## Brief
Copy everything in the listing below word for word, apart from any images.

**** Data ****

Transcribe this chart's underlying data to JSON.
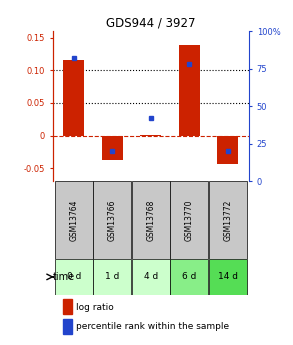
{
  "title": "GDS944 / 3927",
  "samples": [
    "GSM13764",
    "GSM13766",
    "GSM13768",
    "GSM13770",
    "GSM13772"
  ],
  "time_labels": [
    "0 d",
    "1 d",
    "4 d",
    "6 d",
    "14 d"
  ],
  "log_ratio": [
    0.115,
    -0.038,
    0.001,
    0.138,
    -0.043
  ],
  "percentile": [
    0.82,
    0.2,
    0.42,
    0.78,
    0.2
  ],
  "bar_color": "#cc2200",
  "dot_color": "#2244cc",
  "ylim_left": [
    -0.07,
    0.16
  ],
  "ylim_right": [
    0,
    1.0
  ],
  "yticks_left": [
    -0.05,
    0.0,
    0.05,
    0.1,
    0.15
  ],
  "yticks_right": [
    0.0,
    0.25,
    0.5,
    0.75,
    1.0
  ],
  "ytick_labels_right": [
    "0",
    "25",
    "50",
    "75",
    "100%"
  ],
  "ytick_labels_left": [
    "-0.05",
    "0",
    "0.05",
    "0.10",
    "0.15"
  ],
  "hline_y": [
    0.05,
    0.1
  ],
  "zero_line_y": 0.0,
  "bg_color": "#ffffff",
  "sample_header_color": "#c8c8c8",
  "time_colors": [
    "#ccffcc",
    "#ccffcc",
    "#ccffcc",
    "#88ee88",
    "#55dd55"
  ],
  "legend_labels": [
    "log ratio",
    "percentile rank within the sample"
  ],
  "bar_width": 0.55
}
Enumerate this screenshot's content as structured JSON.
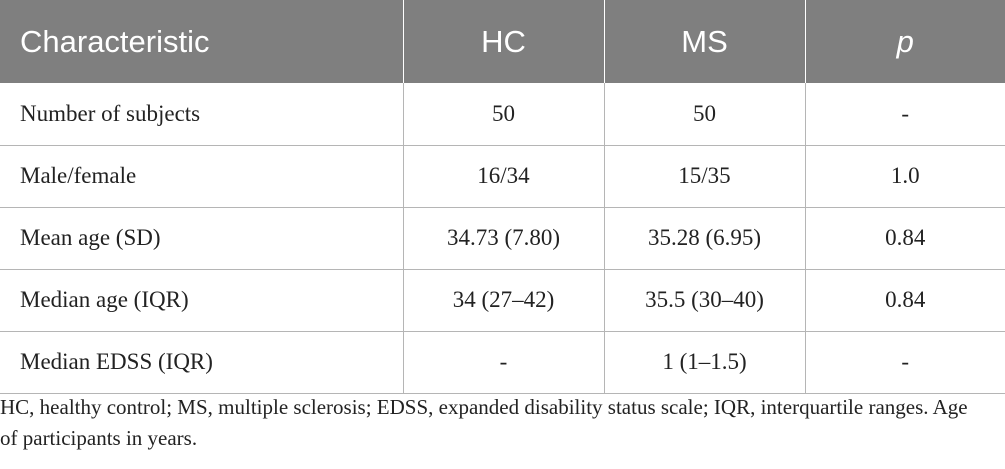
{
  "table": {
    "headers": [
      "Characteristic",
      "HC",
      "MS",
      "p"
    ],
    "rows": [
      [
        "Number of subjects",
        "50",
        "50",
        "-"
      ],
      [
        "Male/female",
        "16/34",
        "15/35",
        "1.0"
      ],
      [
        "Mean age (SD)",
        "34.73 (7.80)",
        "35.28 (6.95)",
        "0.84"
      ],
      [
        "Median age (IQR)",
        "34 (27–42)",
        "35.5 (30–40)",
        "0.84"
      ],
      [
        "Median EDSS (IQR)",
        "-",
        "1 (1–1.5)",
        "-"
      ]
    ]
  },
  "footnote": {
    "text": "HC, healthy control; MS, multiple sclerosis; EDSS, expanded disability status scale; IQR, interquartile ranges. Age of participants in years."
  },
  "colors": {
    "header_background": "#7f7f7f",
    "header_text": "#ffffff",
    "rule": "#b5b5b5",
    "body_text": "#222222"
  }
}
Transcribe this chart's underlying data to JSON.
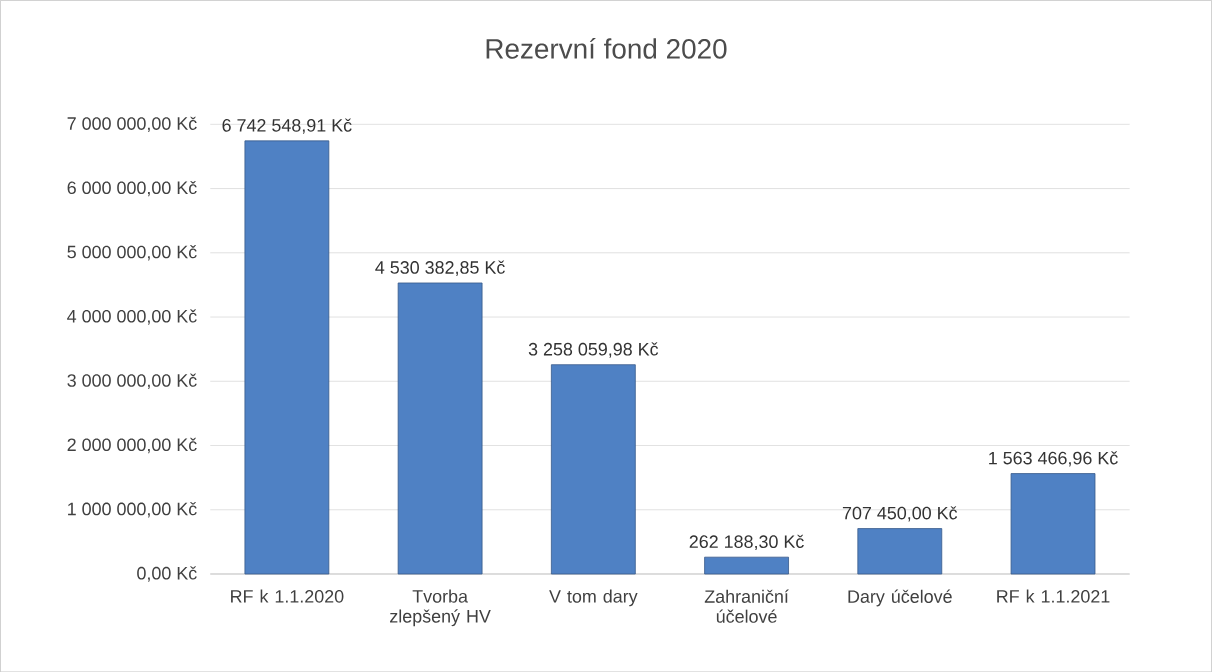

****

## Exercise response
Transcribe this chart's underlying data to JSON.
{
  "title": "GDS944 / 3927",
  "samples": [
    "GSM13764",
    "GSM13766",
    "GSM13768",
    "GSM13770",
    "GSM13772"
  ],
  "time_labels": [
    "0 d",
    "1 d",
    "4 d",
    "6 d",
    "14 d"
  ],
  "log_ratio": [
    0.115,
    -0.038,
    0.001,
    0.138,
    -0.043
  ],
  "percentile": [
    0.82,
    0.2,
    0.42,
    0.78,
    0.2
  ],
  "bar_color": "#cc2200",
  "dot_color": "#2244cc",
  "ylim_left": [
    -0.07,
    0.16
  ],
  "ylim_right": [
    0,
    1.0
  ],
  "yticks_left": [
    -0.05,
    0.0,
    0.05,
    0.1,
    0.15
  ],
  "yticks_right": [
    0.0,
    0.25,
    0.5,
    0.75,
    1.0
  ],
  "ytick_labels_right": [
    "0",
    "25",
    "50",
    "75",
    "100%"
  ],
  "ytick_labels_left": [
    "-0.05",
    "0",
    "0.05",
    "0.10",
    "0.15"
  ],
  "hline_y": [
    0.05,
    0.1
  ],
  "zero_line_y": 0.0,
  "bg_color": "#ffffff",
  "sample_header_color": "#c8c8c8",
  "time_colors": [
    "#ccffcc",
    "#ccffcc",
    "#ccffcc",
    "#88ee88",
    "#55dd55"
  ],
  "legend_labels": [
    "log ratio",
    "percentile rank within the sample"
  ],
  "bar_width": 0.55
}
Enumerate this screenshot's content as structured JSON.
{
  "table": {
    "headers": [
      "Characteristic",
      "HC",
      "MS",
      "p"
    ],
    "rows": [
      [
        "Number of subjects",
        "50",
        "50",
        "-"
      ],
      [
        "Male/female",
        "16/34",
        "15/35",
        "1.0"
      ],
      [
        "Mean age (SD)",
        "34.73 (7.80)",
        "35.28 (6.95)",
        "0.84"
      ],
      [
        "Median age (IQR)",
        "34 (27–42)",
        "35.5 (30–40)",
        "0.84"
      ],
      [
        "Median EDSS (IQR)",
        "-",
        "1 (1–1.5)",
        "-"
      ]
    ]
  },
  "footnote": {
    "text": "HC, healthy control; MS, multiple sclerosis; EDSS, expanded disability status scale; IQR, interquartile ranges. Age of participants in years."
  },
  "colors": {
    "header_background": "#7f7f7f",
    "header_text": "#ffffff",
    "rule": "#b5b5b5",
    "body_text": "#222222"
  }
}
Transcribe this chart's underlying data to JSON.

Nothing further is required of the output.